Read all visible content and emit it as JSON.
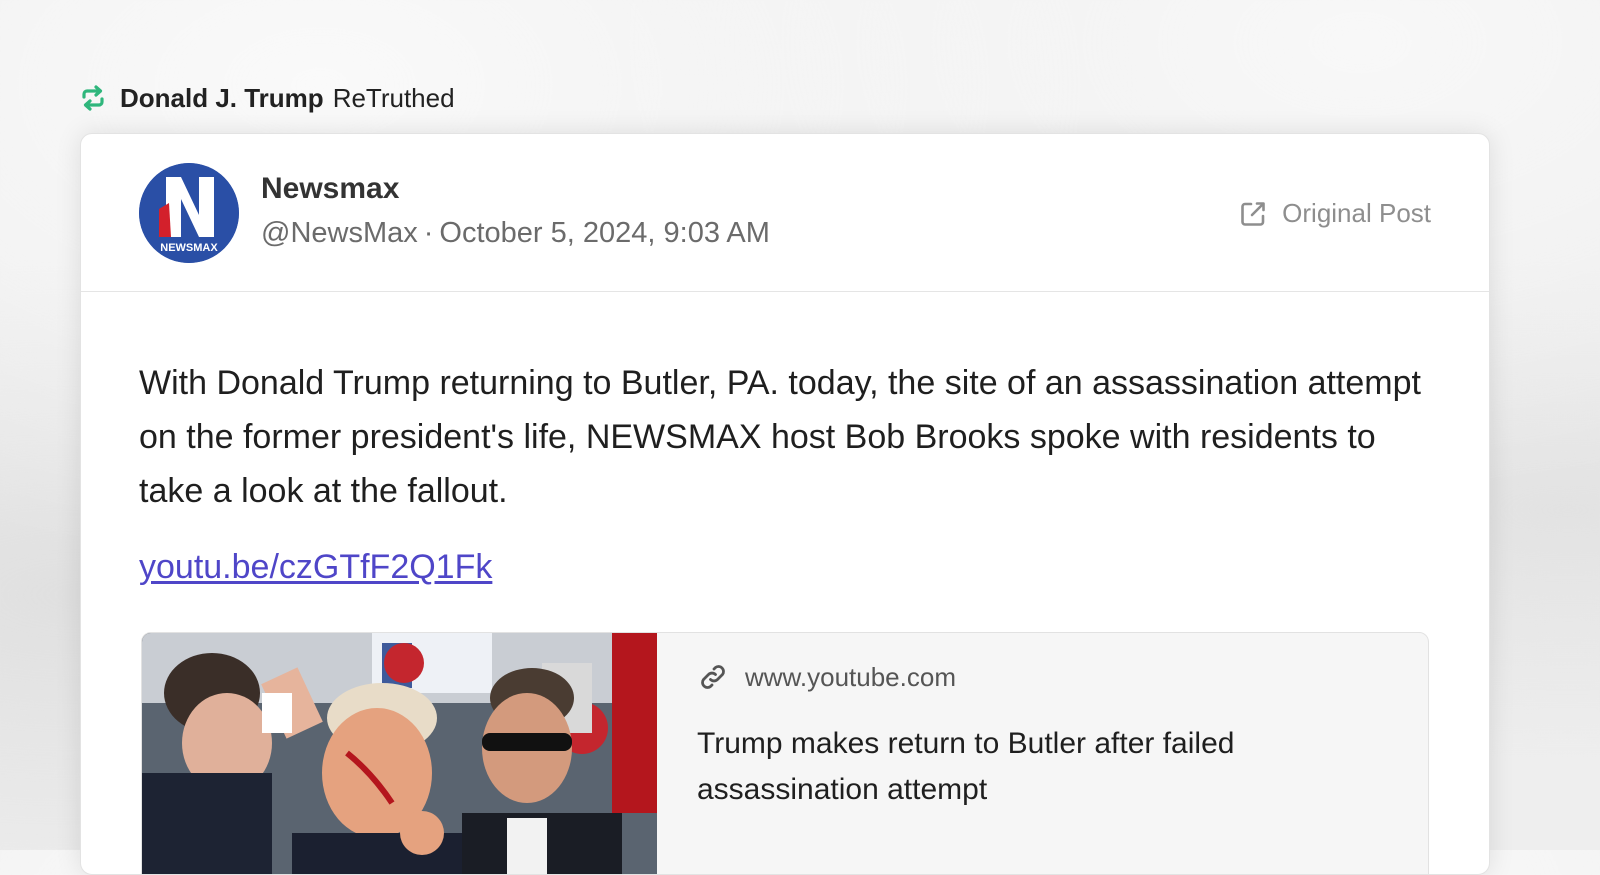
{
  "retruth": {
    "user_name": "Donald J. Trump",
    "action_label": "ReTruthed",
    "icon": "retruth-icon",
    "icon_color": "#2fb67c"
  },
  "post": {
    "account_name": "Newsmax",
    "handle": "@NewsMax",
    "separator": "·",
    "timestamp": "October 5, 2024, 9:03 AM",
    "avatar_text": "NEWSMAX",
    "original_post_label": "Original Post",
    "body_text": "With Donald Trump returning to Butler, PA. today, the site of an assassination attempt on the former president's life, NEWSMAX host Bob Brooks spoke with residents to take a look at the fallout.",
    "link_text": "youtu.be/czGTfF2Q1Fk",
    "link_color": "#4f46c8"
  },
  "preview": {
    "domain": "www.youtube.com",
    "title": "Trump makes return to Butler after failed assassination attempt"
  }
}
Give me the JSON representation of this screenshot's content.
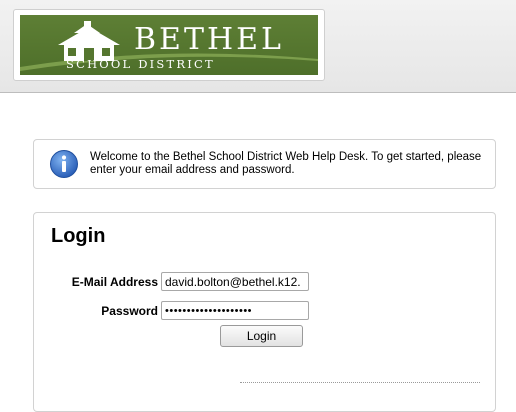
{
  "header": {
    "logo": {
      "title": "BETHEL",
      "subtitle": "SCHOOL DISTRICT"
    }
  },
  "welcome": {
    "message": "Welcome to the Bethel School District Web Help Desk. To get started, please enter your email address and password.",
    "icon": "info-icon"
  },
  "login": {
    "heading": "Login",
    "email_label": "E-Mail Address",
    "email_value": "david.bolton@bethel.k12.",
    "password_label": "Password",
    "password_value": "••••••••••••••••••••",
    "button_label": "Login"
  },
  "colors": {
    "logo_green": "#55762f",
    "info_blue": "#2f6fc8"
  }
}
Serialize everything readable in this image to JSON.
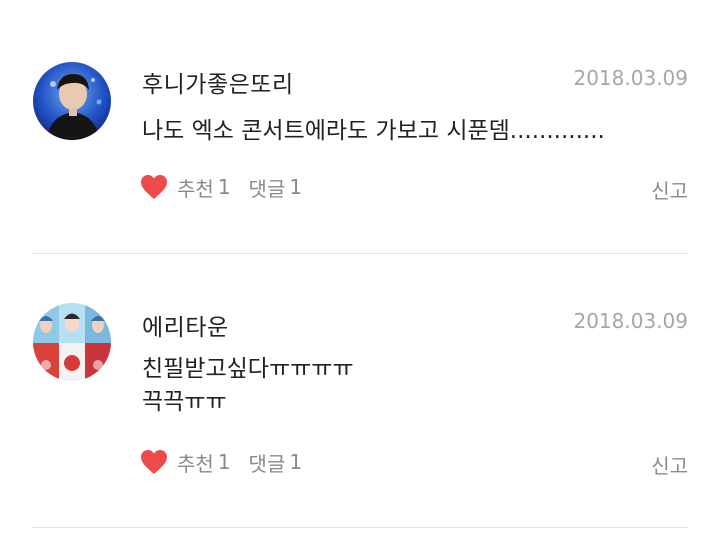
{
  "comments": [
    {
      "username": "후니가좋은또리",
      "date": "2018.03.09",
      "body_lines": [
        "나도 엑소 콘서트에라도 가보고 시푼뎀............."
      ],
      "like_label": "추천",
      "like_count": "1",
      "reply_label": "댓글",
      "reply_count": "1",
      "report_label": "신고",
      "heart_color": "#ee4a4a"
    },
    {
      "username": "에리타운",
      "date": "2018.03.09",
      "body_lines": [
        "친필받고싶다ㅠㅠㅠㅠ",
        "끅끅ㅠㅠ"
      ],
      "like_label": "추천",
      "like_count": "1",
      "reply_label": "댓글",
      "reply_count": "1",
      "report_label": "신고",
      "heart_color": "#ee4a4a"
    }
  ]
}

★ ★ ★ ★ ★ ★ ★

WRITTEN INSTRUCTION
Which lines of the data above contain "this"? Copy each one.

PROBLEM SOLUTION
Give me the JSON representation of this screenshot's content.
Serialize everything readable in this image to JSON.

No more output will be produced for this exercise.